* **SET TASK**
Retype the complete listing exactly as it appears.

-- Begin MATERIAL FOR THIS EXERCISE --

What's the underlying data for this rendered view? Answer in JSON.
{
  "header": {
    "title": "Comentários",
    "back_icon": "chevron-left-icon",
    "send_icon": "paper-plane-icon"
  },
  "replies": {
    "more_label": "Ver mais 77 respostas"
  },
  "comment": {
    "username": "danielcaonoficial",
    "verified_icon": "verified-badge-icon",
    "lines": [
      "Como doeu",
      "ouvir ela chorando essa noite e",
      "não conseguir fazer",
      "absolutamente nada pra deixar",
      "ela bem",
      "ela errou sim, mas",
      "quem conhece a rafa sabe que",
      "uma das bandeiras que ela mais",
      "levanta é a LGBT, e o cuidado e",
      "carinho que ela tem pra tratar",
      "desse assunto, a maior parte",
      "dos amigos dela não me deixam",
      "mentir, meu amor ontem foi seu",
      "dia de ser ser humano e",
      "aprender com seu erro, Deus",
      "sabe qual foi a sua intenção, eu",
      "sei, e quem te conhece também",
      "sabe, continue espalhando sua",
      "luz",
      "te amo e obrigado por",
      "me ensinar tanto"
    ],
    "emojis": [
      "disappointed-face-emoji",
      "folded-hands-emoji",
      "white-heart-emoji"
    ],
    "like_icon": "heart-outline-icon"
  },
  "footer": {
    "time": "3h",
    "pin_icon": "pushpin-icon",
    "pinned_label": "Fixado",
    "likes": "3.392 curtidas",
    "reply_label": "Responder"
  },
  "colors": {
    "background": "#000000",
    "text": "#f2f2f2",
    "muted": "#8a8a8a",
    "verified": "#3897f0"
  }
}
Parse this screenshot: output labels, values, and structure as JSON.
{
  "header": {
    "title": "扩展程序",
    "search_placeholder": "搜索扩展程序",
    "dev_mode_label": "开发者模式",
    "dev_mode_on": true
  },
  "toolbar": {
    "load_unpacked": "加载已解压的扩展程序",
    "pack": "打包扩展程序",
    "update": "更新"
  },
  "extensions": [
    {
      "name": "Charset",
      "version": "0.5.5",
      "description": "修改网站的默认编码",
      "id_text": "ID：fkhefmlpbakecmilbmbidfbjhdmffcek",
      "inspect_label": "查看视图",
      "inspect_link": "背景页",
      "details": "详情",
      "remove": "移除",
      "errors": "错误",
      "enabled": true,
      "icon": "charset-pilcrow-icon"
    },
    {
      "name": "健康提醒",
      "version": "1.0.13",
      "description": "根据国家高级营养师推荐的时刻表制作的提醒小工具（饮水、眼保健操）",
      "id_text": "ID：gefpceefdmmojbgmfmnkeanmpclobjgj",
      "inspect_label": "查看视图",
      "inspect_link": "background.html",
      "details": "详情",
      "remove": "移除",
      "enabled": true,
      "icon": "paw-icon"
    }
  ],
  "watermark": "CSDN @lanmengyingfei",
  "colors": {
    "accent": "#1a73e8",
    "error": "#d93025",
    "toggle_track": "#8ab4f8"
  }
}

-- End MATERIAL FOR THIS EXERCISE --

* **ANSWER TO THE TASK**
What's the underlying data for this rendered view? Answer in JSON.
{
  "header": {
    "title": "Comentários",
    "back_icon": "chevron-left-icon",
    "send_icon": "paper-plane-icon"
  },
  "replies": {
    "more_label": "Ver mais 77 respostas"
  },
  "comment": {
    "username": "danielcaonoficial",
    "verified_icon": "verified-badge-icon",
    "lines": [
      "Como doeu",
      "ouvir ela chorando essa noite e",
      "não conseguir fazer",
      "absolutamente nada pra deixar",
      "ela bem",
      "ela errou sim, mas",
      "quem conhece a rafa sabe que",
      "uma das bandeiras que ela mais",
      "levanta é a LGBT, e o cuidado e",
      "carinho que ela tem pra tratar",
      "desse assunto, a maior parte",
      "dos amigos dela não me deixam",
      "mentir, meu amor ontem foi seu",
      "dia de ser ser humano e",
      "aprender com seu erro, Deus",
      "sabe qual foi a sua intenção, eu",
      "sei, e quem te conhece também",
      "sabe, continue espalhando sua",
      "luz",
      "te amo e obrigado por",
      "me ensinar tanto"
    ],
    "emojis": [
      "disappointed-face-emoji",
      "folded-hands-emoji",
      "white-heart-emoji"
    ],
    "like_icon": "heart-outline-icon"
  },
  "footer": {
    "time": "3h",
    "pin_icon": "pushpin-icon",
    "pinned_label": "Fixado",
    "likes": "3.392 curtidas",
    "reply_label": "Responder"
  },
  "colors": {
    "background": "#000000",
    "text": "#f2f2f2",
    "muted": "#8a8a8a",
    "verified": "#3897f0"
  }
}
Parse this screenshot: output labels, values, and structure as JSON.
{
  "header": {
    "title": "扩展程序",
    "search_placeholder": "搜索扩展程序",
    "dev_mode_label": "开发者模式",
    "dev_mode_on": true
  },
  "toolbar": {
    "load_unpacked": "加载已解压的扩展程序",
    "pack": "打包扩展程序",
    "update": "更新"
  },
  "extensions": [
    {
      "name": "Charset",
      "version": "0.5.5",
      "description": "修改网站的默认编码",
      "id_text": "ID：fkhefmlpbakecmilbmbidfbjhdmffcek",
      "inspect_label": "查看视图",
      "inspect_link": "背景页",
      "details": "详情",
      "remove": "移除",
      "errors": "错误",
      "enabled": true,
      "icon": "charset-pilcrow-icon"
    },
    {
      "name": "健康提醒",
      "version": "1.0.13",
      "description": "根据国家高级营养师推荐的时刻表制作的提醒小工具（饮水、眼保健操）",
      "id_text": "ID：gefpceefdmmojbgmfmnkeanmpclobjgj",
      "inspect_label": "查看视图",
      "inspect_link": "background.html",
      "details": "详情",
      "remove": "移除",
      "enabled": true,
      "icon": "paw-icon"
    }
  ],
  "watermark": "CSDN @lanmengyingfei",
  "colors": {
    "accent": "#1a73e8",
    "error": "#d93025",
    "toggle_track": "#8ab4f8"
  }
}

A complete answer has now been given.